● Goal
Sort through the entries below and pull out lines containing the word "screenshot".

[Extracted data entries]
══════════

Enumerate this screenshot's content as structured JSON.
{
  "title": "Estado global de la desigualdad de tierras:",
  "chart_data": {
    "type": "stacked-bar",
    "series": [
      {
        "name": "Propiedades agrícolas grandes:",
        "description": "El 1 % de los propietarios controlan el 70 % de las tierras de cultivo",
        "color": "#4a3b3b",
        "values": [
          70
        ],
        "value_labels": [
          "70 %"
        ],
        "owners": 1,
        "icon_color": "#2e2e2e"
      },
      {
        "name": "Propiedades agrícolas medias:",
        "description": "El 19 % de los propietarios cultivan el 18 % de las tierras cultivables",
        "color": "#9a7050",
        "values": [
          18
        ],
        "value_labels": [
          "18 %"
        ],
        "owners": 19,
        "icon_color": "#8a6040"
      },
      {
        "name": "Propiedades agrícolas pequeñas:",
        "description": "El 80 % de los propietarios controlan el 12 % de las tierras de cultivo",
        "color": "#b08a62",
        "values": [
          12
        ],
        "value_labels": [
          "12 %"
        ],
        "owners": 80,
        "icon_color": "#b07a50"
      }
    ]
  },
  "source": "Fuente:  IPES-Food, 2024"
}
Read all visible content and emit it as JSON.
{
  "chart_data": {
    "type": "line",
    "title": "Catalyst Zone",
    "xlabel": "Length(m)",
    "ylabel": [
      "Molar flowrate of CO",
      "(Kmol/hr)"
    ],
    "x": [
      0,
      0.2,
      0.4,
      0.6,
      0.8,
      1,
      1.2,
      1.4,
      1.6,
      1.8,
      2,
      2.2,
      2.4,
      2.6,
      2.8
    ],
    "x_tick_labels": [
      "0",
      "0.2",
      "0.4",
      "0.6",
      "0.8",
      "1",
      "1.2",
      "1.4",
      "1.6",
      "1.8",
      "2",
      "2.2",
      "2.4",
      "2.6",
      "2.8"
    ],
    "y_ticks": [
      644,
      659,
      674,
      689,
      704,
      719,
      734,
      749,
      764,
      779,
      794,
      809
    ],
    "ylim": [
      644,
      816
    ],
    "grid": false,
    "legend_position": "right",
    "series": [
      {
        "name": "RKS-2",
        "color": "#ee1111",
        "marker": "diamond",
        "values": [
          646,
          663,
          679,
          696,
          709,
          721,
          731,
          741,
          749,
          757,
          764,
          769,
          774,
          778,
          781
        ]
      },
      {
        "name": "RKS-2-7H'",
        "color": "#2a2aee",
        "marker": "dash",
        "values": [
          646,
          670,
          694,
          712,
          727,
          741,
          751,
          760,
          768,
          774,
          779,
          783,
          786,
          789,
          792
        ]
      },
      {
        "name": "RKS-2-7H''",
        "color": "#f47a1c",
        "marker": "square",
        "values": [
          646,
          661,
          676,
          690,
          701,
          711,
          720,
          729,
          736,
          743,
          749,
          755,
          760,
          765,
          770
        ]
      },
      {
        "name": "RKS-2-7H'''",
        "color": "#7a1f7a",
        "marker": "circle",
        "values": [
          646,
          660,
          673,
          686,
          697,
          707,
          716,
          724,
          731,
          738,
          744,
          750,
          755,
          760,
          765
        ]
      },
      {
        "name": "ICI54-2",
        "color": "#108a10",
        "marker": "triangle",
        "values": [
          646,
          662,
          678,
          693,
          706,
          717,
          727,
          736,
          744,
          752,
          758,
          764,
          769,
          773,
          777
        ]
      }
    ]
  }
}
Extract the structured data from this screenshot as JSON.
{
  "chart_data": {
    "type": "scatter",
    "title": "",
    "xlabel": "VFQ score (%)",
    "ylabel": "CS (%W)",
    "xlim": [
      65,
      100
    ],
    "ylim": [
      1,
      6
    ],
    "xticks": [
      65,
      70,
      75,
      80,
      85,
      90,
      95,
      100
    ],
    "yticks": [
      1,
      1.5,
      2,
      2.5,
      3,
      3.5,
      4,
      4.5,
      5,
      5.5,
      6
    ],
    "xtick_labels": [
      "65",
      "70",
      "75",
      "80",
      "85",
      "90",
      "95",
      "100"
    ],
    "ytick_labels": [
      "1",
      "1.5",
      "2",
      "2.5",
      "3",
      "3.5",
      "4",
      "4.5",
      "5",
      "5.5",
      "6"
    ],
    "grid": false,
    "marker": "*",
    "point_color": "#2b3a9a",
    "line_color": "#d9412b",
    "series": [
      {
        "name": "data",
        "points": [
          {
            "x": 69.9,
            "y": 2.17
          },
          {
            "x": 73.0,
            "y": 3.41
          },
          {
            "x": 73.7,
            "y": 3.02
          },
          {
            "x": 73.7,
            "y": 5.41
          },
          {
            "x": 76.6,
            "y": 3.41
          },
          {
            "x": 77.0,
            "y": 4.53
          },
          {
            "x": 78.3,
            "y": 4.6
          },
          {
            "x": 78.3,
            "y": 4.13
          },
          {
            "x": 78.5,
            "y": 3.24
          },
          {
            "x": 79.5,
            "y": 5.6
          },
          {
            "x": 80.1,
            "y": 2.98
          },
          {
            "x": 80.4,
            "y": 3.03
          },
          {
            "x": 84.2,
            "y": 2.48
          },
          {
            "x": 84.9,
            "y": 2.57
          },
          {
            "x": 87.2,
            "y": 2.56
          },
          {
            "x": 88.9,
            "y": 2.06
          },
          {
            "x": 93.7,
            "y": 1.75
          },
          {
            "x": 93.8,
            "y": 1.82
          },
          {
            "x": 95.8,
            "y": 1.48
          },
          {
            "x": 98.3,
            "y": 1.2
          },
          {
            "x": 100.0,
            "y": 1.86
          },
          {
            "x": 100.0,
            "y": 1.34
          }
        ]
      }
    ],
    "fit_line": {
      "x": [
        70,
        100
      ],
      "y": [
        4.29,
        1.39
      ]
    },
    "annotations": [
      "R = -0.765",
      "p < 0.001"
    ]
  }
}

══════════

● Reply
Enumerate this screenshot's content as structured JSON.
Extract the structured data from this screenshot as JSON.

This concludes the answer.